● What the task requires:
Transcribe every entry word for word. Skip the pictures.

● Data excerpts:
========================================
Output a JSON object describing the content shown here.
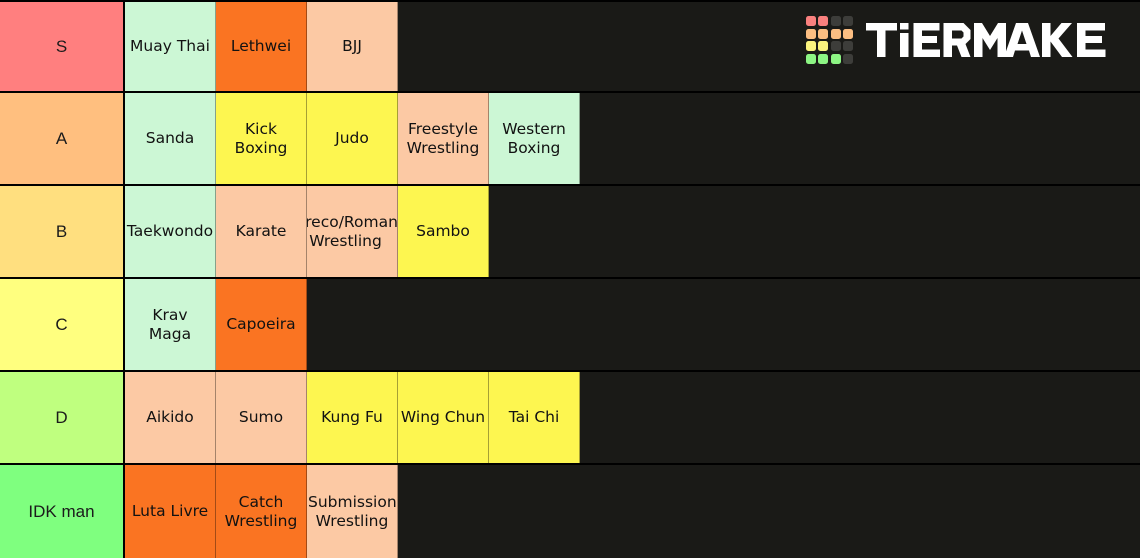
{
  "brand": {
    "name": "TIERMAKER",
    "grid_colors": [
      [
        "#f9807e",
        "#f9807e",
        "#3d3d3a",
        "#3d3d3a"
      ],
      [
        "#fcbe82",
        "#fcbe82",
        "#fcbe82",
        "#fcbe82"
      ],
      [
        "#fbf47e",
        "#fbf47e",
        "#3d3d3a",
        "#3d3d3a"
      ],
      [
        "#8df584",
        "#8df584",
        "#8df584",
        "#3d3d3a"
      ]
    ]
  },
  "palette": {
    "background": "#1a1a17",
    "border": "#000000",
    "mint": "#ccf7d5",
    "orange": "#fa7422",
    "peach": "#fcc9a4",
    "yellow": "#fdf650"
  },
  "tiers": [
    {
      "label": "S",
      "color": "#ff7f7f",
      "items": [
        {
          "label": "Muay Thai",
          "color": "#ccf7d5"
        },
        {
          "label": "Lethwei",
          "color": "#fa7422"
        },
        {
          "label": "BJJ",
          "color": "#fcc9a4"
        }
      ]
    },
    {
      "label": "A",
      "color": "#ffbf7f",
      "items": [
        {
          "label": "Sanda",
          "color": "#ccf7d5"
        },
        {
          "label": "Kick\nBoxing",
          "color": "#fdf650"
        },
        {
          "label": "Judo",
          "color": "#fdf650"
        },
        {
          "label": "Freestyle\nWrestling",
          "color": "#fcc9a4"
        },
        {
          "label": "Western\nBoxing",
          "color": "#ccf7d5"
        }
      ]
    },
    {
      "label": "B",
      "color": "#ffdf7f",
      "items": [
        {
          "label": "Taekwondo",
          "color": "#ccf7d5"
        },
        {
          "label": "Karate",
          "color": "#fcc9a4"
        },
        {
          "label": "Greco/Roman\nWrestling",
          "color": "#fcc9a4",
          "clipped": true
        },
        {
          "label": "Sambo",
          "color": "#fdf650"
        }
      ]
    },
    {
      "label": "C",
      "color": "#ffff7f",
      "items": [
        {
          "label": "Krav\nMaga",
          "color": "#ccf7d5"
        },
        {
          "label": "Capoeira",
          "color": "#fa7422"
        }
      ]
    },
    {
      "label": "D",
      "color": "#bfff7f",
      "items": [
        {
          "label": "Aikido",
          "color": "#fcc9a4"
        },
        {
          "label": "Sumo",
          "color": "#fcc9a4"
        },
        {
          "label": "Kung Fu",
          "color": "#fdf650"
        },
        {
          "label": "Wing Chun",
          "color": "#fdf650"
        },
        {
          "label": "Tai Chi",
          "color": "#fdf650"
        }
      ]
    },
    {
      "label": "IDK man",
      "color": "#7fff7f",
      "items": [
        {
          "label": "Luta Livre",
          "color": "#fa7422"
        },
        {
          "label": "Catch\nWrestling",
          "color": "#fa7422"
        },
        {
          "label": "Submission\nWrestling",
          "color": "#fcc9a4"
        }
      ]
    }
  ]
}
========================================
● Answer to this problem:
Output a JSON object describing the content shown here.
{
  "brand": {
    "name": "TIERMAKER",
    "grid_colors": [
      [
        "#f9807e",
        "#f9807e",
        "#3d3d3a",
        "#3d3d3a"
      ],
      [
        "#fcbe82",
        "#fcbe82",
        "#fcbe82",
        "#fcbe82"
      ],
      [
        "#fbf47e",
        "#fbf47e",
        "#3d3d3a",
        "#3d3d3a"
      ],
      [
        "#8df584",
        "#8df584",
        "#8df584",
        "#3d3d3a"
      ]
    ]
  },
  "palette": {
    "background": "#1a1a17",
    "border": "#000000",
    "mint": "#ccf7d5",
    "orange": "#fa7422",
    "peach": "#fcc9a4",
    "yellow": "#fdf650"
  },
  "tiers": [
    {
      "label": "S",
      "color": "#ff7f7f",
      "items": [
        {
          "label": "Muay Thai",
          "color": "#ccf7d5"
        },
        {
          "label": "Lethwei",
          "color": "#fa7422"
        },
        {
          "label": "BJJ",
          "color": "#fcc9a4"
        }
      ]
    },
    {
      "label": "A",
      "color": "#ffbf7f",
      "items": [
        {
          "label": "Sanda",
          "color": "#ccf7d5"
        },
        {
          "label": "Kick\nBoxing",
          "color": "#fdf650"
        },
        {
          "label": "Judo",
          "color": "#fdf650"
        },
        {
          "label": "Freestyle\nWrestling",
          "color": "#fcc9a4"
        },
        {
          "label": "Western\nBoxing",
          "color": "#ccf7d5"
        }
      ]
    },
    {
      "label": "B",
      "color": "#ffdf7f",
      "items": [
        {
          "label": "Taekwondo",
          "color": "#ccf7d5"
        },
        {
          "label": "Karate",
          "color": "#fcc9a4"
        },
        {
          "label": "Greco/Roman\nWrestling",
          "color": "#fcc9a4",
          "clipped": true
        },
        {
          "label": "Sambo",
          "color": "#fdf650"
        }
      ]
    },
    {
      "label": "C",
      "color": "#ffff7f",
      "items": [
        {
          "label": "Krav\nMaga",
          "color": "#ccf7d5"
        },
        {
          "label": "Capoeira",
          "color": "#fa7422"
        }
      ]
    },
    {
      "label": "D",
      "color": "#bfff7f",
      "items": [
        {
          "label": "Aikido",
          "color": "#fcc9a4"
        },
        {
          "label": "Sumo",
          "color": "#fcc9a4"
        },
        {
          "label": "Kung Fu",
          "color": "#fdf650"
        },
        {
          "label": "Wing Chun",
          "color": "#fdf650"
        },
        {
          "label": "Tai Chi",
          "color": "#fdf650"
        }
      ]
    },
    {
      "label": "IDK man",
      "color": "#7fff7f",
      "items": [
        {
          "label": "Luta Livre",
          "color": "#fa7422"
        },
        {
          "label": "Catch\nWrestling",
          "color": "#fa7422"
        },
        {
          "label": "Submission\nWrestling",
          "color": "#fcc9a4"
        }
      ]
    }
  ]
}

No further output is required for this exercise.